[Objective]
Copy each line that has the string "resources" somewhere in it.

[Supplied records]
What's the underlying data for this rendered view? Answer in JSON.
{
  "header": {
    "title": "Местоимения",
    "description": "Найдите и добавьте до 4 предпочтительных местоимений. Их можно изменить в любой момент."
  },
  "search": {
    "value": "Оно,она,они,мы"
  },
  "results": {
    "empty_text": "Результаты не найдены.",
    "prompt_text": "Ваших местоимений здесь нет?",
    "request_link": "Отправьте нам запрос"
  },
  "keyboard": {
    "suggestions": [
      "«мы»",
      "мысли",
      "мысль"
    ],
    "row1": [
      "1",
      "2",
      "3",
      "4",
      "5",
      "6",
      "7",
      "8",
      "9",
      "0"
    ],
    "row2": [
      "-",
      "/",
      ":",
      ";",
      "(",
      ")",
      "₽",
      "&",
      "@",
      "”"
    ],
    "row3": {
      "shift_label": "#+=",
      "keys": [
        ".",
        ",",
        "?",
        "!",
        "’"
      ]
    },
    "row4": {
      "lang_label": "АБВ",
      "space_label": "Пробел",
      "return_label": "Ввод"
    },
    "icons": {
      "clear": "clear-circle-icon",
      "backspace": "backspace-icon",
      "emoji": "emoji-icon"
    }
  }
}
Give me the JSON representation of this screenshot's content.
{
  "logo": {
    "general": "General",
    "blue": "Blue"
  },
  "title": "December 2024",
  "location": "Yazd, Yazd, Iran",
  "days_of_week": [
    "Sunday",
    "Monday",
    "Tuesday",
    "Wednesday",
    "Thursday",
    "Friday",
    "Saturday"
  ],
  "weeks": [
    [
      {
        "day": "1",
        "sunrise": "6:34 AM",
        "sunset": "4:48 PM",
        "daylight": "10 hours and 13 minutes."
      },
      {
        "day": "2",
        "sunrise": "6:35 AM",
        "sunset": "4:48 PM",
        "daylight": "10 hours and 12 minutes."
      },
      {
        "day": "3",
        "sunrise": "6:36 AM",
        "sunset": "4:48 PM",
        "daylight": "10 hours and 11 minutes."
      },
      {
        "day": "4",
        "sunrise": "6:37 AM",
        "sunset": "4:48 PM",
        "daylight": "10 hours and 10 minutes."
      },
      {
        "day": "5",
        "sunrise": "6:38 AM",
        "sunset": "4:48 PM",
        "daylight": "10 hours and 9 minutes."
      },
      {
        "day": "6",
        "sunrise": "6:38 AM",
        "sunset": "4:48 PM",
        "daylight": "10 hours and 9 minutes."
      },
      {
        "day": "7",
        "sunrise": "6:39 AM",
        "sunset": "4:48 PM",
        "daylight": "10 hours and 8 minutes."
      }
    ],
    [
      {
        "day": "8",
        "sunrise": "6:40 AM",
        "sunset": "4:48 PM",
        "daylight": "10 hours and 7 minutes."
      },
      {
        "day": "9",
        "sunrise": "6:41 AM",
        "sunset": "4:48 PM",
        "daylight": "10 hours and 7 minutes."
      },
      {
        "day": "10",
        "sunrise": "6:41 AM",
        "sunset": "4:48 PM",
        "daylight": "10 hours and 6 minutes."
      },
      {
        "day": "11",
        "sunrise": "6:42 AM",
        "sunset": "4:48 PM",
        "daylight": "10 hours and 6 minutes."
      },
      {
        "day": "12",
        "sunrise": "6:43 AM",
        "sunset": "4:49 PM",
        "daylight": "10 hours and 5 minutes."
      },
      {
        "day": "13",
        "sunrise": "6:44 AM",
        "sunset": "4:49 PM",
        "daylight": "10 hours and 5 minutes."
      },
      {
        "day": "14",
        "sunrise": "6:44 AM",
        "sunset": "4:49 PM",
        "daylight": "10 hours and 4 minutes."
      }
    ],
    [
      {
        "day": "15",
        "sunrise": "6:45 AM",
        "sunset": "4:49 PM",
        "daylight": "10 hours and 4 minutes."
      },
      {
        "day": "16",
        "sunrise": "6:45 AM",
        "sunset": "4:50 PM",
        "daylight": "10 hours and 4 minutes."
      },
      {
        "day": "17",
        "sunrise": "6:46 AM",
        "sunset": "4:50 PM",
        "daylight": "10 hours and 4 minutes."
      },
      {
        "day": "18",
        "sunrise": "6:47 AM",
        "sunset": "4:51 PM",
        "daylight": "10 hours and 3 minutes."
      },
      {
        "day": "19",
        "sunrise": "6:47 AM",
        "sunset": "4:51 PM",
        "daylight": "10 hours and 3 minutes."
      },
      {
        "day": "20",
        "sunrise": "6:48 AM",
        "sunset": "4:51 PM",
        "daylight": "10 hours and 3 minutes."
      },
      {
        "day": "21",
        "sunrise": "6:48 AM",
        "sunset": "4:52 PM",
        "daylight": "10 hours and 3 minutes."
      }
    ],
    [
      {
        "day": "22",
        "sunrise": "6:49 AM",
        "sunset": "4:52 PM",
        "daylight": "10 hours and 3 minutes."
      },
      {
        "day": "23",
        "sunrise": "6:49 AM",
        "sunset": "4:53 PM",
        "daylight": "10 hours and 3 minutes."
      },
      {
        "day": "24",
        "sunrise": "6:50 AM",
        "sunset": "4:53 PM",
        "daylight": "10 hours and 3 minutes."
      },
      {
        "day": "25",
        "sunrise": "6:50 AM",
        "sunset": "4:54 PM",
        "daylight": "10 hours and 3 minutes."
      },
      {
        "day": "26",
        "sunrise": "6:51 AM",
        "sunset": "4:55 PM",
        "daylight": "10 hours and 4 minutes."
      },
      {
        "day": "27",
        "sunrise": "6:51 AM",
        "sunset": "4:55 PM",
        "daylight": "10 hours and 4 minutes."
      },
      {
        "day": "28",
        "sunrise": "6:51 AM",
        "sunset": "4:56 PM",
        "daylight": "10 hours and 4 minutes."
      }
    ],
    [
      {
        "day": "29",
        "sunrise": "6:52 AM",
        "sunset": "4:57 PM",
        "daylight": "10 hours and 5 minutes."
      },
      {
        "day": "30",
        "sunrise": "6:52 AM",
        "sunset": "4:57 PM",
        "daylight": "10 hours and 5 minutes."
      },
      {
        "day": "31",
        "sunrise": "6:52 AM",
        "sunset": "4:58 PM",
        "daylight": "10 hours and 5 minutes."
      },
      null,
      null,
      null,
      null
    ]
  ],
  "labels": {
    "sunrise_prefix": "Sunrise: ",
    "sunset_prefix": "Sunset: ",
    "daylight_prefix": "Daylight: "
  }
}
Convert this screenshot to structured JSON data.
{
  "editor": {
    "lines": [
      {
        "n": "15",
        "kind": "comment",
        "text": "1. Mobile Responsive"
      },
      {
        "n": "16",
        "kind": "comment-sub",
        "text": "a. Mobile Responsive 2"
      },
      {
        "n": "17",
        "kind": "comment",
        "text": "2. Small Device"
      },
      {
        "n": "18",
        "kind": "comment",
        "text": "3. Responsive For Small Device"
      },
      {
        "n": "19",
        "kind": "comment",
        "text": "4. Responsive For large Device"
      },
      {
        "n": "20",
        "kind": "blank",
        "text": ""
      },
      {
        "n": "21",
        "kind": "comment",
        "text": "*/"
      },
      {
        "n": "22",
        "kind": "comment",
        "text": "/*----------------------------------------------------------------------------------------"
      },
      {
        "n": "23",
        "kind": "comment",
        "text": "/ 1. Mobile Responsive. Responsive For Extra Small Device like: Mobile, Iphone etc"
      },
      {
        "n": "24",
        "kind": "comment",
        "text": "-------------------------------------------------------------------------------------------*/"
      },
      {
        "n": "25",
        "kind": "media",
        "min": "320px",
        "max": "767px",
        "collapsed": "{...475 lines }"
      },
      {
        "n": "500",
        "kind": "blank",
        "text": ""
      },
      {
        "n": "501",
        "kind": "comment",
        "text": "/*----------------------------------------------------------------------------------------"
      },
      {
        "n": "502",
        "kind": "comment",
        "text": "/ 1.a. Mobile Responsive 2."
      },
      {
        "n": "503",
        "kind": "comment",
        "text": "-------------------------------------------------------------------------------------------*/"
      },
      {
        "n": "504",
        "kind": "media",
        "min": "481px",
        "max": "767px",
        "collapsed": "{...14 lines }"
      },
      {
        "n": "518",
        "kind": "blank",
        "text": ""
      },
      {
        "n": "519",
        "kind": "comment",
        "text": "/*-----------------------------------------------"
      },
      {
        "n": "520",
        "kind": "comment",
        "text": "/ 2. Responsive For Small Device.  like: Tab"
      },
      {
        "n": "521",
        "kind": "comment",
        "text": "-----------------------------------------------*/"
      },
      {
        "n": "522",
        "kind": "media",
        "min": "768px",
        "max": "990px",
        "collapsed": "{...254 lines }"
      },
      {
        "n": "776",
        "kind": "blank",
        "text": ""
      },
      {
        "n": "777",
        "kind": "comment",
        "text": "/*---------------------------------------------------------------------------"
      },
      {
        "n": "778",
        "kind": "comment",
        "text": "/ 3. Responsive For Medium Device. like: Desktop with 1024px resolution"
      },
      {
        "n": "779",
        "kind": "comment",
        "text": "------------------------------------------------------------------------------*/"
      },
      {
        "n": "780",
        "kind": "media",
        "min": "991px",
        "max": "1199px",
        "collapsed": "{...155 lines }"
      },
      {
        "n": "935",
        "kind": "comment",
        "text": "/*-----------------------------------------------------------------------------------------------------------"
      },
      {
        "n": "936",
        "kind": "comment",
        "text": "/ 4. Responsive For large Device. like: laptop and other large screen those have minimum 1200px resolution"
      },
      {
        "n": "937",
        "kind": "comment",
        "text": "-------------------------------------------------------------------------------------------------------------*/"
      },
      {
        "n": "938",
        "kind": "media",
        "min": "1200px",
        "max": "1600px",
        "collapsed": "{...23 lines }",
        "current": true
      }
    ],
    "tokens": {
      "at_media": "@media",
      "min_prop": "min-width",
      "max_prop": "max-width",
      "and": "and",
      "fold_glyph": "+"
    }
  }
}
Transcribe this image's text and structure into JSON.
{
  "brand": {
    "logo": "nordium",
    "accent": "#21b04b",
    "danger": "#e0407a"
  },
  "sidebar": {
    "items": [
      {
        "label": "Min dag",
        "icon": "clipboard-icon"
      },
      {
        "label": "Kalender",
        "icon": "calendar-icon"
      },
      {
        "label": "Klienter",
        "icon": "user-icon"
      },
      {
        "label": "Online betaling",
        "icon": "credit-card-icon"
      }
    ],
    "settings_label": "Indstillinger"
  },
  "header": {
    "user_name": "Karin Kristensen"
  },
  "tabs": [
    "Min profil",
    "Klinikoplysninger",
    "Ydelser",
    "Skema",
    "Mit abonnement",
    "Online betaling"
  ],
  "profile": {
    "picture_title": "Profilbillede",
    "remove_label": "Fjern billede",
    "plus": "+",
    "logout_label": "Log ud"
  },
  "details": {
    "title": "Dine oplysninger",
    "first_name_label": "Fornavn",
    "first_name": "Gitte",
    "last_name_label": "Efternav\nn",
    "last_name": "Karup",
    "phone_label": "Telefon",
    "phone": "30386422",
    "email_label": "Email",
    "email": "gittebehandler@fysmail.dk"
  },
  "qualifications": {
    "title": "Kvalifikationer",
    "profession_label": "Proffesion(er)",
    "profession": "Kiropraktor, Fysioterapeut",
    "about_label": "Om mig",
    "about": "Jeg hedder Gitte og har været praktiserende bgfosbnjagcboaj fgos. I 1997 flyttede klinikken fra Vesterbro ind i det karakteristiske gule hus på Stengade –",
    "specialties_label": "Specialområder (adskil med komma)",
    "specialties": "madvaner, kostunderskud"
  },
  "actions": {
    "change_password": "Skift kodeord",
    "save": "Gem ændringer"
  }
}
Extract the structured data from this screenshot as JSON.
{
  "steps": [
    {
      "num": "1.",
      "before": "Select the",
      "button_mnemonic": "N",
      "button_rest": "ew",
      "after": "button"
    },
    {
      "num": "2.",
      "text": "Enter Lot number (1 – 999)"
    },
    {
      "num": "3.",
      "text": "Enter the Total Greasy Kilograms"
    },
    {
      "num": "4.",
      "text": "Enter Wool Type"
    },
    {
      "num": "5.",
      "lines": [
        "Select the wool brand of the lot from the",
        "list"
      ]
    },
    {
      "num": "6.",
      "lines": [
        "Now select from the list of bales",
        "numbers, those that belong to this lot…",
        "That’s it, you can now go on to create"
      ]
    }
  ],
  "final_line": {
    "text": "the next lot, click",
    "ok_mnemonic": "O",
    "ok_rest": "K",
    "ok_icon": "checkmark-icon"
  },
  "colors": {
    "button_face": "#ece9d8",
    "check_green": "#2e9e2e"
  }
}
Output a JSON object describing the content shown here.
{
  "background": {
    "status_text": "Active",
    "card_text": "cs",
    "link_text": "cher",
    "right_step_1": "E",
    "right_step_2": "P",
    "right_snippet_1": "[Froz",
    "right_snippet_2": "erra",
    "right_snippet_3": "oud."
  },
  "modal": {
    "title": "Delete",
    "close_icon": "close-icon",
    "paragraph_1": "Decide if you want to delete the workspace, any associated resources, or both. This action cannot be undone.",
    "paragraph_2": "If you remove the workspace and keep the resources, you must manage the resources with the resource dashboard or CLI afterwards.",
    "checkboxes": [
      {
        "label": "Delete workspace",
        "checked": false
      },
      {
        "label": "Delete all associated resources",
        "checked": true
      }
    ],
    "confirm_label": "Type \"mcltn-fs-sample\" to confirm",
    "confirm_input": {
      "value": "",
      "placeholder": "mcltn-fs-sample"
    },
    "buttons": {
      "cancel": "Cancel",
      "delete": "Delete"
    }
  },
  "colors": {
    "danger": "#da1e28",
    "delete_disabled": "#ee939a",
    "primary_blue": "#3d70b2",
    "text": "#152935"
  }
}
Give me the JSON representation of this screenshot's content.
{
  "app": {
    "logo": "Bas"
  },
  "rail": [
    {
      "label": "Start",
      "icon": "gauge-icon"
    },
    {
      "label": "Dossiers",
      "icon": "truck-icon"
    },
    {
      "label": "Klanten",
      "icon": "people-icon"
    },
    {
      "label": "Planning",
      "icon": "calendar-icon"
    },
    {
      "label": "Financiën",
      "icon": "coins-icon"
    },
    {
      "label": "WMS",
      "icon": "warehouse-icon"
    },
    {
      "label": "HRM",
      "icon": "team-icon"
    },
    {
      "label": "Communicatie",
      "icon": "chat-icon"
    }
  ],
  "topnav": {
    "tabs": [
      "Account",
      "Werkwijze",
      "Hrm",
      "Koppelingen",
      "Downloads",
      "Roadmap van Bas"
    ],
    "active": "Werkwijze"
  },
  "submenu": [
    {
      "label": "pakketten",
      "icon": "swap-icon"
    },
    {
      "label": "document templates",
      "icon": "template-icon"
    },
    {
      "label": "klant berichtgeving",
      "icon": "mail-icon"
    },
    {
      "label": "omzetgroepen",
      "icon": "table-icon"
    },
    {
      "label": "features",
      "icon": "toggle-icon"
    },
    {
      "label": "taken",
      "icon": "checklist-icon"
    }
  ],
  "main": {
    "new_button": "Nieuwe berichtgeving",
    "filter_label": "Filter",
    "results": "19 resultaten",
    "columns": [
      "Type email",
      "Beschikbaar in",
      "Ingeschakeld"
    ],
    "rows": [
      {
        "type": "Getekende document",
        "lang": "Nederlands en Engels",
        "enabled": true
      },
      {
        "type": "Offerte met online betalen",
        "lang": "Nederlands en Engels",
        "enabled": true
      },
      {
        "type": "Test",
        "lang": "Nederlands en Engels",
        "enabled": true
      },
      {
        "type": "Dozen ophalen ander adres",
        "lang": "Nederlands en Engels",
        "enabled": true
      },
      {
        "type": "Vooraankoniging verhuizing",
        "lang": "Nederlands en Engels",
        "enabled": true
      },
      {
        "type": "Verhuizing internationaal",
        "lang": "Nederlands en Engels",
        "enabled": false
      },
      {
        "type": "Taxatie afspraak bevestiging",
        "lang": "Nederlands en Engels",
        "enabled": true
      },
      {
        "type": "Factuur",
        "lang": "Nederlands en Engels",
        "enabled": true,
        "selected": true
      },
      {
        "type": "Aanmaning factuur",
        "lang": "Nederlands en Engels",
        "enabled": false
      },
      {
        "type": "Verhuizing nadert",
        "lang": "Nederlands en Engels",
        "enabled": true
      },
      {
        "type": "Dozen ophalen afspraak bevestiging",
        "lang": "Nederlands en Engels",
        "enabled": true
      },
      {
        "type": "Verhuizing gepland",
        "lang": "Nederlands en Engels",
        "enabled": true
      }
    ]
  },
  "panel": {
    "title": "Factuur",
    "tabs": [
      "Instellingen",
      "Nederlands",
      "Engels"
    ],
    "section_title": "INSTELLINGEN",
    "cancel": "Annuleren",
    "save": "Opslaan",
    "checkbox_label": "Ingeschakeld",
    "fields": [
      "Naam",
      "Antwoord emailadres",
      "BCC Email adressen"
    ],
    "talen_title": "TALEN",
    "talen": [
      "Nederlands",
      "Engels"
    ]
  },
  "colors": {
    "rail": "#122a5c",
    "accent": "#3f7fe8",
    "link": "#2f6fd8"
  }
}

[Completed exercise]
    "paragraph_1": "Decide if you want to delete the workspace, any associated resources, or both. This action cannot be undone.",
    "paragraph_2": "If you remove the workspace and keep the resources, you must manage the resources with the resource dashboard or CLI afterwards.",
        "label": "Delete all associated resources",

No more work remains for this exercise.